▸ **Exercise description**
Repeat the entries that follow verbatim, without any of their pictures.

--- BEGIN ---

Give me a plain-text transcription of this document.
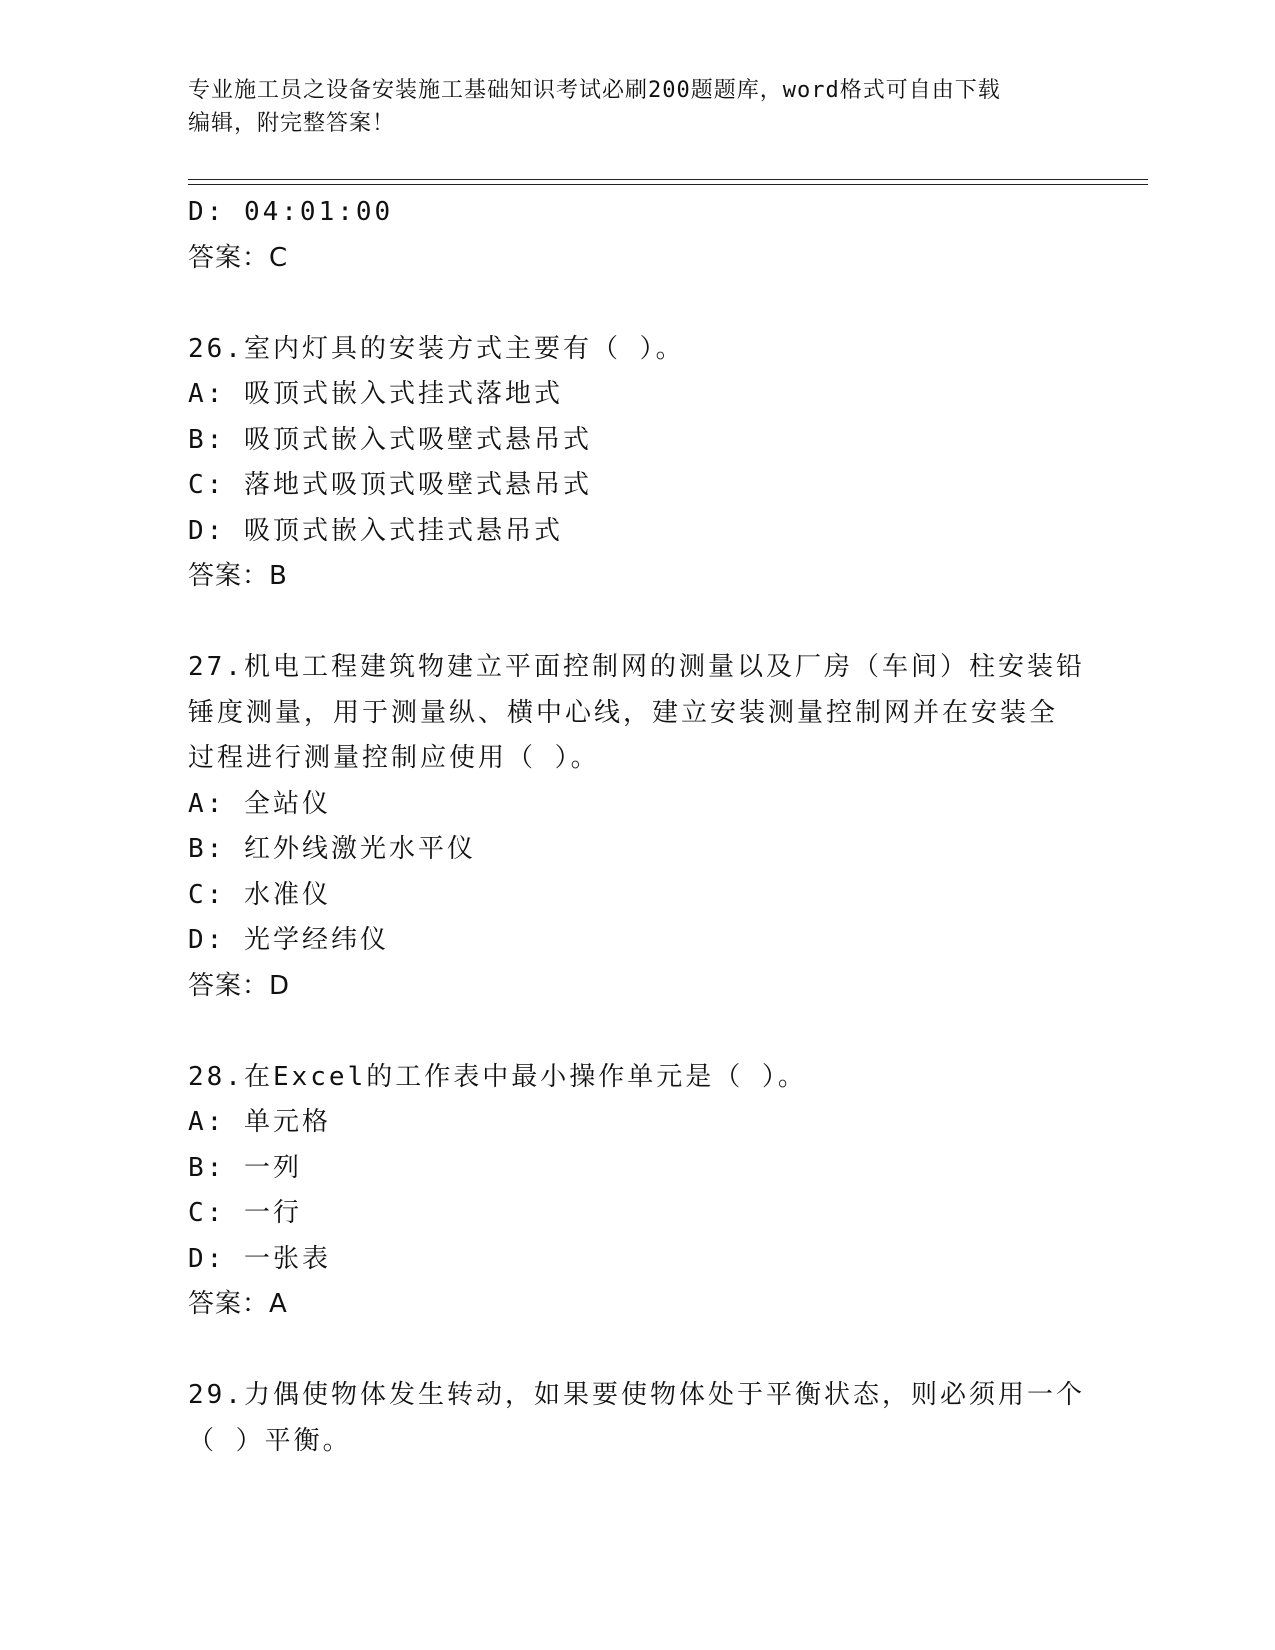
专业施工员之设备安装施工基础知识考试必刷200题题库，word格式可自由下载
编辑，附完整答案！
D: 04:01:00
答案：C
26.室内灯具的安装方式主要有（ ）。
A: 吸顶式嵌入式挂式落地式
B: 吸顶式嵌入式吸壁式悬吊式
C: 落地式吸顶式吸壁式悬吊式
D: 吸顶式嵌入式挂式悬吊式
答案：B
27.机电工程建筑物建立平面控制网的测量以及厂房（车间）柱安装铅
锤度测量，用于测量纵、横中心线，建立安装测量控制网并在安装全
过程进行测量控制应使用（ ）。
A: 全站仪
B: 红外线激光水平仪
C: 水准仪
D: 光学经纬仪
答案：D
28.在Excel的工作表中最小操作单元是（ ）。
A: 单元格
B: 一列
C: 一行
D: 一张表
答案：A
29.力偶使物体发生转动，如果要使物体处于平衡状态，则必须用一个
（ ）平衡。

--- END ---

▸ **Full response**
Give me a plain-text transcription of this document.
专业施工员之设备安装施工基础知识考试必刷200题题库，word格式可自由下载
编辑，附完整答案！
D: 04:01:00
答案：C
26.室内灯具的安装方式主要有（ ）。
A: 吸顶式嵌入式挂式落地式
B: 吸顶式嵌入式吸壁式悬吊式
C: 落地式吸顶式吸壁式悬吊式
D: 吸顶式嵌入式挂式悬吊式
答案：B
27.机电工程建筑物建立平面控制网的测量以及厂房（车间）柱安装铅
锤度测量，用于测量纵、横中心线，建立安装测量控制网并在安装全
过程进行测量控制应使用（ ）。
A: 全站仪
B: 红外线激光水平仪
C: 水准仪
D: 光学经纬仪
答案：D
28.在Excel的工作表中最小操作单元是（ ）。
A: 单元格
B: 一列
C: 一行
D: 一张表
答案：A
29.力偶使物体发生转动，如果要使物体处于平衡状态，则必须用一个
（ ）平衡。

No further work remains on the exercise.